## What you should do
Extract every record, exactly as written, and ignore the pictures.

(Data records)
────────────────────

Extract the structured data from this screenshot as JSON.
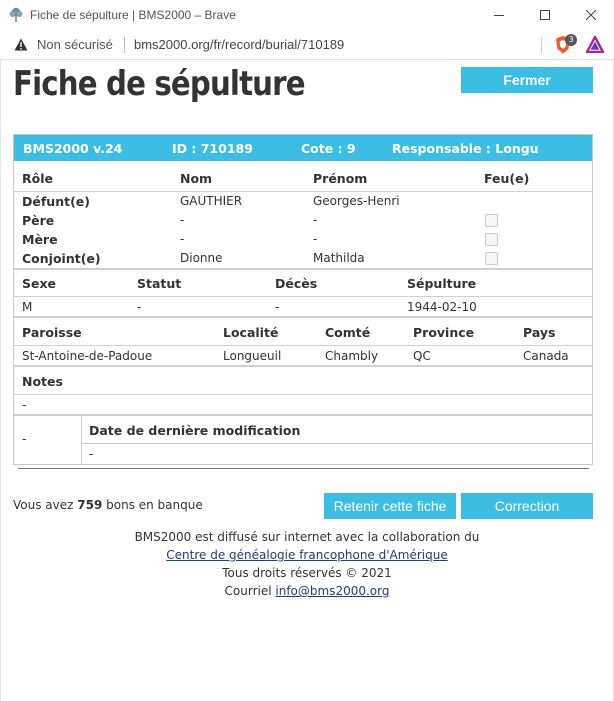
{
  "window": {
    "title": "Fiche de sépulture | BMS2000 – Brave",
    "insecure_label": "Non sécurisé",
    "url": "bms2000.org/fr/record/burial/710189",
    "shield_count": "3"
  },
  "page": {
    "title": "Fiche de sépulture",
    "close_label": "Fermer"
  },
  "record": {
    "header": {
      "version": "BMS2000 v.24",
      "id": "ID : 710189",
      "cote": "Cote : 9",
      "responsable": "Responsable : Longu"
    },
    "people_headers": [
      "Rôle",
      "Nom",
      "Prénom",
      "Feu(e)"
    ],
    "people": [
      {
        "role": "Défunt(e)",
        "nom": "GAUTHIER",
        "prenom": "Georges-Henri",
        "has_checkbox": false
      },
      {
        "role": "Père",
        "nom": "-",
        "prenom": "-",
        "has_checkbox": true
      },
      {
        "role": "Mère",
        "nom": "-",
        "prenom": "-",
        "has_checkbox": true
      },
      {
        "role": "Conjoint(e)",
        "nom": "Dionne",
        "prenom": "Mathilda",
        "has_checkbox": true
      }
    ],
    "status_headers": [
      "Sexe",
      "Statut",
      "Décès",
      "Sépulture"
    ],
    "status_values": [
      "M",
      "-",
      "-",
      "1944-02-10"
    ],
    "place_headers": [
      "Paroisse",
      "Localité",
      "Comté",
      "Province",
      "Pays"
    ],
    "place_values": [
      "St-Antoine-de-Padoue",
      "Longueuil",
      "Chambly",
      "QC",
      "Canada"
    ],
    "notes_label": "Notes",
    "notes_value": "-",
    "last_mod_left": "-",
    "last_mod_label": "Date de dernière modification",
    "last_mod_value": "-"
  },
  "footer": {
    "points_prefix": "Vous avez ",
    "points_value": "759",
    "points_suffix": " bons en banque",
    "keep_label": "Retenir cette fiche",
    "correction_label": "Correction",
    "collab_text": "BMS2000 est diffusé sur internet avec la collaboration du",
    "collab_link": "Centre de généalogie francophone d'Amérique",
    "rights": "Tous droits réservés © 2021",
    "mail_prefix": "Courriel ",
    "mail_link": "info@bms2000.org"
  },
  "colors": {
    "accent": "#3bbde4",
    "link": "#1d3f7a"
  }
}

────────────────────

## Output
Extract the structured data from this screenshot as JSON.
{
  "window": {
    "title": "Fiche de sépulture | BMS2000 – Brave",
    "insecure_label": "Non sécurisé",
    "url": "bms2000.org/fr/record/burial/710189",
    "shield_count": "3"
  },
  "page": {
    "title": "Fiche de sépulture",
    "close_label": "Fermer"
  },
  "record": {
    "header": {
      "version": "BMS2000 v.24",
      "id": "ID : 710189",
      "cote": "Cote : 9",
      "responsable": "Responsable : Longu"
    },
    "people_headers": [
      "Rôle",
      "Nom",
      "Prénom",
      "Feu(e)"
    ],
    "people": [
      {
        "role": "Défunt(e)",
        "nom": "GAUTHIER",
        "prenom": "Georges-Henri",
        "has_checkbox": false
      },
      {
        "role": "Père",
        "nom": "-",
        "prenom": "-",
        "has_checkbox": true
      },
      {
        "role": "Mère",
        "nom": "-",
        "prenom": "-",
        "has_checkbox": true
      },
      {
        "role": "Conjoint(e)",
        "nom": "Dionne",
        "prenom": "Mathilda",
        "has_checkbox": true
      }
    ],
    "status_headers": [
      "Sexe",
      "Statut",
      "Décès",
      "Sépulture"
    ],
    "status_values": [
      "M",
      "-",
      "-",
      "1944-02-10"
    ],
    "place_headers": [
      "Paroisse",
      "Localité",
      "Comté",
      "Province",
      "Pays"
    ],
    "place_values": [
      "St-Antoine-de-Padoue",
      "Longueuil",
      "Chambly",
      "QC",
      "Canada"
    ],
    "notes_label": "Notes",
    "notes_value": "-",
    "last_mod_left": "-",
    "last_mod_label": "Date de dernière modification",
    "last_mod_value": "-"
  },
  "footer": {
    "points_prefix": "Vous avez ",
    "points_value": "759",
    "points_suffix": " bons en banque",
    "keep_label": "Retenir cette fiche",
    "correction_label": "Correction",
    "collab_text": "BMS2000 est diffusé sur internet avec la collaboration du",
    "collab_link": "Centre de généalogie francophone d'Amérique",
    "rights": "Tous droits réservés © 2021",
    "mail_prefix": "Courriel ",
    "mail_link": "info@bms2000.org"
  },
  "colors": {
    "accent": "#3bbde4",
    "link": "#1d3f7a"
  }
}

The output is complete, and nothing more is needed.